Go through the data below line by line and count those containing the word "Accessibility". Reply with the count only.

+++

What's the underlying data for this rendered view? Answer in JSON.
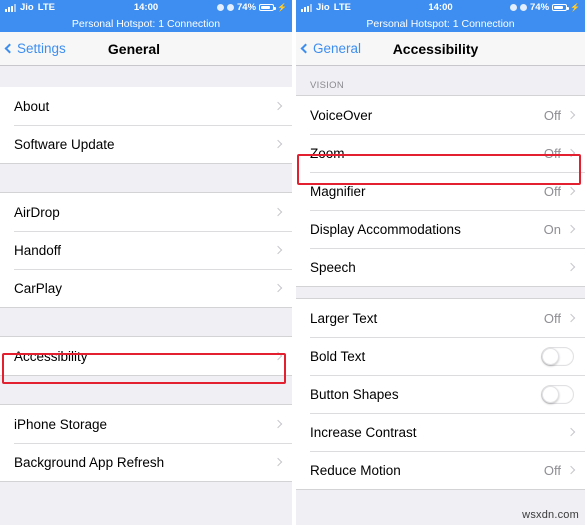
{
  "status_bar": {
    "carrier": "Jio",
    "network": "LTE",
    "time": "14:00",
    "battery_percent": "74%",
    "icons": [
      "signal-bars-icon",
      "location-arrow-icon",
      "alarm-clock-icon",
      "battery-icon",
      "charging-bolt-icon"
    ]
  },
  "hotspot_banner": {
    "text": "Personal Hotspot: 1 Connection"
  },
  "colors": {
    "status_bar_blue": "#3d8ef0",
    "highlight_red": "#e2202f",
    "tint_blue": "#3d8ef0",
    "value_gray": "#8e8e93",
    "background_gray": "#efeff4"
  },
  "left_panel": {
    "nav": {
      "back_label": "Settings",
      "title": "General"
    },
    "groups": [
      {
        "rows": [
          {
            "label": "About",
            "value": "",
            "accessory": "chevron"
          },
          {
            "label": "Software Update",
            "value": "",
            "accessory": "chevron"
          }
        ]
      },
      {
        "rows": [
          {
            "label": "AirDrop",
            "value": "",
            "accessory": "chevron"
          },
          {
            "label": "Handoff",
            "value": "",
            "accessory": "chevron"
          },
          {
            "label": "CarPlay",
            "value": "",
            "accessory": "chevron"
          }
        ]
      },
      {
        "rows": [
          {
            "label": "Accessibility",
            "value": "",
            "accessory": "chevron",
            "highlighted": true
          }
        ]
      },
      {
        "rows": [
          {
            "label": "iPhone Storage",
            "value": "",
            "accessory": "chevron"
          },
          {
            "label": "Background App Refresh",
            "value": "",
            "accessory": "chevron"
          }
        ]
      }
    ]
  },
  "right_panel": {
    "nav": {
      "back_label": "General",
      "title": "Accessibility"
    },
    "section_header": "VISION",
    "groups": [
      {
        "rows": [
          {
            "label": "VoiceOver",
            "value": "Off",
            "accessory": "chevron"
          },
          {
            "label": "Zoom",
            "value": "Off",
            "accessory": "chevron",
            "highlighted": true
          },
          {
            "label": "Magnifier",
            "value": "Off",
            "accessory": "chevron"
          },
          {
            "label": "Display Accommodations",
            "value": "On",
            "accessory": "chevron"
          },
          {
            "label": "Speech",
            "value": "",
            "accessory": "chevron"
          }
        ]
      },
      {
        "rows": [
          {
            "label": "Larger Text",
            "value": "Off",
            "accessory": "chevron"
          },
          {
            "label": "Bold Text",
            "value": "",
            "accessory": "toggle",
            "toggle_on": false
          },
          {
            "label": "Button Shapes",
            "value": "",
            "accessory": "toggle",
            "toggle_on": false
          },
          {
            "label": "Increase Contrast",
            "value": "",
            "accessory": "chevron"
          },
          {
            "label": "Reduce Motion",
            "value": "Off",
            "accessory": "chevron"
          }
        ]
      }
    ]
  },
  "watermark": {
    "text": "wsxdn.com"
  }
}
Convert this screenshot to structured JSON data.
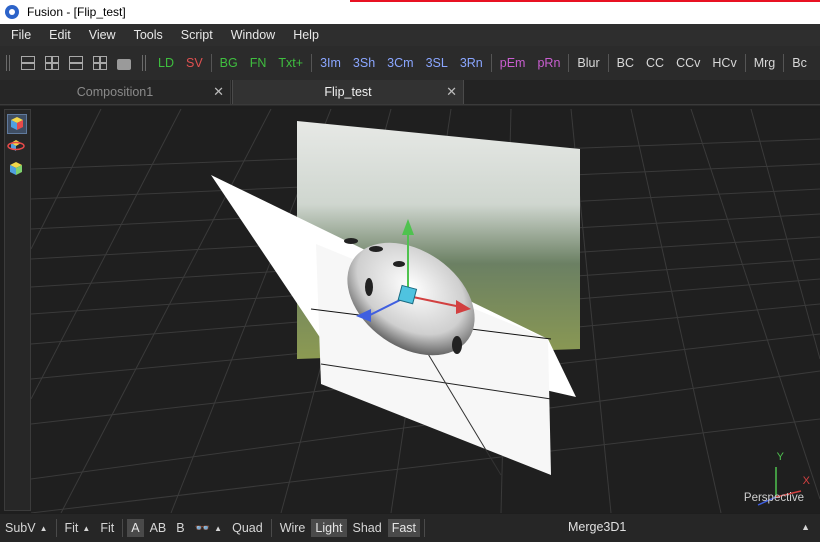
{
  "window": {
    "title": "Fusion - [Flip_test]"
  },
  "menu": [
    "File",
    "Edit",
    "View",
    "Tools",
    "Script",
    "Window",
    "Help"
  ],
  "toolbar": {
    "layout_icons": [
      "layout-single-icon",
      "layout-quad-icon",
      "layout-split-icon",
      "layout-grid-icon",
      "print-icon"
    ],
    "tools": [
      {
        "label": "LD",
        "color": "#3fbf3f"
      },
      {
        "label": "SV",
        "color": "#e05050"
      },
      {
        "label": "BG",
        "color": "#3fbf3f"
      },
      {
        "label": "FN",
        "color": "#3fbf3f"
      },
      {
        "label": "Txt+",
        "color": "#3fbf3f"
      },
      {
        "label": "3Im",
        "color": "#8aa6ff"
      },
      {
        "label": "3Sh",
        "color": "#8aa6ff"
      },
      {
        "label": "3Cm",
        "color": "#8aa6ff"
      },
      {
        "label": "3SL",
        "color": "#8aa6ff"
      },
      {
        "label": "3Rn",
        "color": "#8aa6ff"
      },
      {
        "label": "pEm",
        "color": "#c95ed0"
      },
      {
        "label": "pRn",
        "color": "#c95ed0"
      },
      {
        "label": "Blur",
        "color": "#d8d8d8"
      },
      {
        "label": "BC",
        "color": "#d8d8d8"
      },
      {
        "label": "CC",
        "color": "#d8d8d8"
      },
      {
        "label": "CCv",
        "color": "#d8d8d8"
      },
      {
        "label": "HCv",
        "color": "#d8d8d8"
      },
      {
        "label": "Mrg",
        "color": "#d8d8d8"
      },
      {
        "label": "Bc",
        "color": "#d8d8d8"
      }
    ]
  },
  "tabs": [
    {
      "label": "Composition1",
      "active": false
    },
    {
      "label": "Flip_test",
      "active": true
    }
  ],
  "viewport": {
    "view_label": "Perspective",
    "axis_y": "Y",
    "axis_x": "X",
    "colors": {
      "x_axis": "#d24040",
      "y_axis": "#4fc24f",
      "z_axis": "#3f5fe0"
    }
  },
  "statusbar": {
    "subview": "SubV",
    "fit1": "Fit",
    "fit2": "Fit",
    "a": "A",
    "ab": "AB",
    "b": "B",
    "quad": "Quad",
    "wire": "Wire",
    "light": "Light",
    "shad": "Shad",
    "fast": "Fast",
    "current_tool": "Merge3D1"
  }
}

+++

THE ANSWER »
2